-- Start STORED ROWS --

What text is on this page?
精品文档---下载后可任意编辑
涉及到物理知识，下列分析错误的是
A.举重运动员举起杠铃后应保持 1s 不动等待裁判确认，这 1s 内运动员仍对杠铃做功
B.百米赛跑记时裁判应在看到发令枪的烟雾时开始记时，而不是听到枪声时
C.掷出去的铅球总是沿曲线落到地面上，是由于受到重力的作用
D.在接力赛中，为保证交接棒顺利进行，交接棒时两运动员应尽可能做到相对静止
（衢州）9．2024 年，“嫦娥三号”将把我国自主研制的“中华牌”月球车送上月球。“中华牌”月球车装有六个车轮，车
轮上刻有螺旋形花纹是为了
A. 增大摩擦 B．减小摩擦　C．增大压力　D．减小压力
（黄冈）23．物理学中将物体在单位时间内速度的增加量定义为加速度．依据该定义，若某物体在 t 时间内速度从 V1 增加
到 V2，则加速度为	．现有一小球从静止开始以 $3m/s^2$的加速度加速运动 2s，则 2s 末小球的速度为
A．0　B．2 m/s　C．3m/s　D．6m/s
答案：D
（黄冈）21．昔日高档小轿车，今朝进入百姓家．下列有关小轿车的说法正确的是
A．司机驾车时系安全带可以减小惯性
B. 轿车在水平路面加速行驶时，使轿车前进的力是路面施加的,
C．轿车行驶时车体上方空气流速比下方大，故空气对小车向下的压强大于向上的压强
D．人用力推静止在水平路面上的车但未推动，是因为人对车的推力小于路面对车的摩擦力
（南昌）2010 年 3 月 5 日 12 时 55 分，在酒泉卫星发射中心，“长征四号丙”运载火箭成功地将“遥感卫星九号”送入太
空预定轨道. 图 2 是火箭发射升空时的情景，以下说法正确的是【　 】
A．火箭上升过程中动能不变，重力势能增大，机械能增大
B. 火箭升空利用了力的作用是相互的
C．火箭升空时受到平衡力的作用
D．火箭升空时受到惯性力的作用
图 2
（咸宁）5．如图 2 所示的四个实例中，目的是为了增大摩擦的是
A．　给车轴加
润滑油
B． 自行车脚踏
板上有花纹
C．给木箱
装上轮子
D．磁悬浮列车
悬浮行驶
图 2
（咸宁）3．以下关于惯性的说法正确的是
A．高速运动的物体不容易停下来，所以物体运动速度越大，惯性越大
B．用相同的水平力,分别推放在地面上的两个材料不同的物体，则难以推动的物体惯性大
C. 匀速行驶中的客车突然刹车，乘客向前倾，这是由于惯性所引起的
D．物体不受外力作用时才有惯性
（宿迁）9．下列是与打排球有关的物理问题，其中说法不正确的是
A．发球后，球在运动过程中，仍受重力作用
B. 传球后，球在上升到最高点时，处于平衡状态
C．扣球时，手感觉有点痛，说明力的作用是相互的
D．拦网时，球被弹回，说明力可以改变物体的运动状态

-- End STORED ROWS --

WHAT YOU ARE ASKED TO DO:
The records above should be duplicated in full, exactly as given.

CORRECT RESULT:
What text is on this page?
精品文档---下载后可任意编辑
涉及到物理知识，下列分析错误的是
A.举重运动员举起杠铃后应保持 1s 不动等待裁判确认，这 1s 内运动员仍对杠铃做功
B.百米赛跑记时裁判应在看到发令枪的烟雾时开始记时，而不是听到枪声时
C.掷出去的铅球总是沿曲线落到地面上，是由于受到重力的作用
D.在接力赛中，为保证交接棒顺利进行，交接棒时两运动员应尽可能做到相对静止
（衢州）9．2024 年，“嫦娥三号”将把我国自主研制的“中华牌”月球车送上月球。“中华牌”月球车装有六个车轮，车
轮上刻有螺旋形花纹是为了
A. 增大摩擦 B．减小摩擦　C．增大压力　D．减小压力
（黄冈）23．物理学中将物体在单位时间内速度的增加量定义为加速度．依据该定义，若某物体在 t 时间内速度从 V1 增加
到 V2，则加速度为	．现有一小球从静止开始以 $3m/s^2$的加速度加速运动 2s，则 2s 末小球的速度为
A．0　B．2 m/s　C．3m/s　D．6m/s
答案：D
（黄冈）21．昔日高档小轿车，今朝进入百姓家．下列有关小轿车的说法正确的是
A．司机驾车时系安全带可以减小惯性
B. 轿车在水平路面加速行驶时，使轿车前进的力是路面施加的,
C．轿车行驶时车体上方空气流速比下方大，故空气对小车向下的压强大于向上的压强
D．人用力推静止在水平路面上的车但未推动，是因为人对车的推力小于路面对车的摩擦力
（南昌）2010 年 3 月 5 日 12 时 55 分，在酒泉卫星发射中心，“长征四号丙”运载火箭成功地将“遥感卫星九号”送入太
空预定轨道. 图 2 是火箭发射升空时的情景，以下说法正确的是【　 】
A．火箭上升过程中动能不变，重力势能增大，机械能增大
B. 火箭升空利用了力的作用是相互的
C．火箭升空时受到平衡力的作用
D．火箭升空时受到惯性力的作用
图 2
（咸宁）5．如图 2 所示的四个实例中，目的是为了增大摩擦的是
A．　给车轴加
润滑油
B． 自行车脚踏
板上有花纹
C．给木箱
装上轮子
D．磁悬浮列车
悬浮行驶
图 2
（咸宁）3．以下关于惯性的说法正确的是
A．高速运动的物体不容易停下来，所以物体运动速度越大，惯性越大
B．用相同的水平力,分别推放在地面上的两个材料不同的物体，则难以推动的物体惯性大
C. 匀速行驶中的客车突然刹车，乘客向前倾，这是由于惯性所引起的
D．物体不受外力作用时才有惯性
（宿迁）9．下列是与打排球有关的物理问题，其中说法不正确的是
A．发球后，球在运动过程中，仍受重力作用
B. 传球后，球在上升到最高点时，处于平衡状态
C．扣球时，手感觉有点痛，说明力的作用是相互的
D．拦网时，球被弹回，说明力可以改变物体的运动状态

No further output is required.